To be done
1/ Answer these questions from the buck converter thread:
(a) What voltage rating does the original poster give for the ultracapacitors?
(b) Which part is the only power MOSFET the original poster has?
(c) What kind of MOSFET does the reply say the circuit needs?
2/ Retype the part of the buck converter thread that starts at "I was also wondering" and ends at "with your supercap.".
** start of Excerpted text **
# Buck Converter Calculations - Halp!

Discussion in 'General Electronics Discussion' started by Raven Luni, Oct 28, 2012.

1. ### Raven Luni

798
8
Oct 15, 2011
Greetings,

Total brain fart on this one. I bought a bench supply for higher current projects (5-15V, up to 15A). One of the things I want to do is charge my ultracapacitors which are rated for 2.7V. A buck converter would seem like the way to do it but I'm tripping over the maths and the numbers are trying to eat me

There are a few design limitations mainly due to the components I have available. IRF520 is the only power MOSFET I have so everything's designed around that - taking 10V as the input, using a 555 for the PWM (with chosen values it should have roughly a 25% duty cycle @ 33.2kHz). I'd like to deliver about 5A but not sure if the diode will hold up This is what I have for a design so far.

I have no idea how to calculate the values for the inductor. I will need to wind my own but the equations for doing this make me cry I know its best to avoid saturation and fully charging the thing so can I get away with just throwing on alot of turns and hoping for the best? I'll need fairly thick wire too I'm guessing?

I was also wondering about current limiting resistors. Even if I set the current limit at the supply wont the voltage drop out initially since a discharged capacitor looks like a short (or is that where the inductor comes in)? If I was to use resistors to limit current then 10V @ 5A = 50W and I dont have anything that can take that (most ive got is some 7W resistors).

Anyway - any help or even radically different suggestions much appreciated

2. ### BobK

7,682
1,688
Jan 5, 2010
First of all, you need a P-channel MOSFET in that circuit. Then I think you can just drive the gate from the '555. You don't need the 2200uF since it is just going to be in parallel with your supercap.
** end of Excerpted text **
** start of Information given **
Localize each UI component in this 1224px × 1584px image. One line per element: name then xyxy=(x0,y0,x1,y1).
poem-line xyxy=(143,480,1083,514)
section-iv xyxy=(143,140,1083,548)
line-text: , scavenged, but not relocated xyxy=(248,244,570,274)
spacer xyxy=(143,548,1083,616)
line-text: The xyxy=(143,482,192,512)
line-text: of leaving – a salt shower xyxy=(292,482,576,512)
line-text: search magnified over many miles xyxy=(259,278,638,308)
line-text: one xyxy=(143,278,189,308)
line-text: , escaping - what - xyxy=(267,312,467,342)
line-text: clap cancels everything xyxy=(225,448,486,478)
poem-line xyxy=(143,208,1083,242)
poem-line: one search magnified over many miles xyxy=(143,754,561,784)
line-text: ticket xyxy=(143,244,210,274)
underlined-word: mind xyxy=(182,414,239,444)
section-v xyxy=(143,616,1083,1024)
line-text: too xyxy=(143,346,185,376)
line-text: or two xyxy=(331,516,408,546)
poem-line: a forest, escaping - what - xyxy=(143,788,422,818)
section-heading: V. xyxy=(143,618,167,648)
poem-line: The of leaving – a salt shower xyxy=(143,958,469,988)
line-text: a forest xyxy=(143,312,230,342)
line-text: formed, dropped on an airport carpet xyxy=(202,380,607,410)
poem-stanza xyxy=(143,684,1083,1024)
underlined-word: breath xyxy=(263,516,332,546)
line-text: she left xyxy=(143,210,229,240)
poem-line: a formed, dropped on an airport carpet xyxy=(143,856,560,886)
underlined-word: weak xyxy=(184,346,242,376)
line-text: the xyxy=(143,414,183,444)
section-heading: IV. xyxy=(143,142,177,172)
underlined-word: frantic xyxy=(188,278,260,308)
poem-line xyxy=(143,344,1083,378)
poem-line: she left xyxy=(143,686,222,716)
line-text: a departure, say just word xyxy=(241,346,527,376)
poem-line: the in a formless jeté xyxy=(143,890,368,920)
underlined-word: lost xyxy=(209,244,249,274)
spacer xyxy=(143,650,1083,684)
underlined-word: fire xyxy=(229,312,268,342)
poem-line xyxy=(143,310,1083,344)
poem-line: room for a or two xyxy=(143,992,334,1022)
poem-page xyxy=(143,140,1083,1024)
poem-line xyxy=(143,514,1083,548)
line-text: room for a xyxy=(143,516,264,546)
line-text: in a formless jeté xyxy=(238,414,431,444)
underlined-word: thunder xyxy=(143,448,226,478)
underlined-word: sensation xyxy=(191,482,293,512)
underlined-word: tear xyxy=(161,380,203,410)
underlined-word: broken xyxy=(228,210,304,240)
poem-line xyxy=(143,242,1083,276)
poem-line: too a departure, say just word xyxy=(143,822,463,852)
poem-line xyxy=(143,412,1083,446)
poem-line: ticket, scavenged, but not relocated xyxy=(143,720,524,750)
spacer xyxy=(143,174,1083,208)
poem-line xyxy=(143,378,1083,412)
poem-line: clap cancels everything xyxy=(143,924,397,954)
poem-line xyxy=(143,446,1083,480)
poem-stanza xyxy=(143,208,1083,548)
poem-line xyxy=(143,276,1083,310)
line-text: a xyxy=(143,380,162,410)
** end of Information given **
Task-by-task answers
1/
(a) 2.7V
(b) IRF520
(c) A P-channel MOSFET

2/
I was also wondering about current limiting resistors. Even if I set the current limit at the supply wont the voltage drop out initially since a discharged capacitor looks like a short (or is that where the inductor comes in)? If I was to use resistors to limit current then 10V @ 5A = 50W and I dont have anything that can take that (most ive got is some 7W resistors).

Anyway - any help or even radically different suggestions much appreciated

2. ### BobK

7,682
1,688
Jan 5, 2010
First of all, you need a P-channel MOSFET in that circuit. Then I think you can just drive the gate from the '555. You don't need the 2200uF since it is just going to be in parallel with your supercap.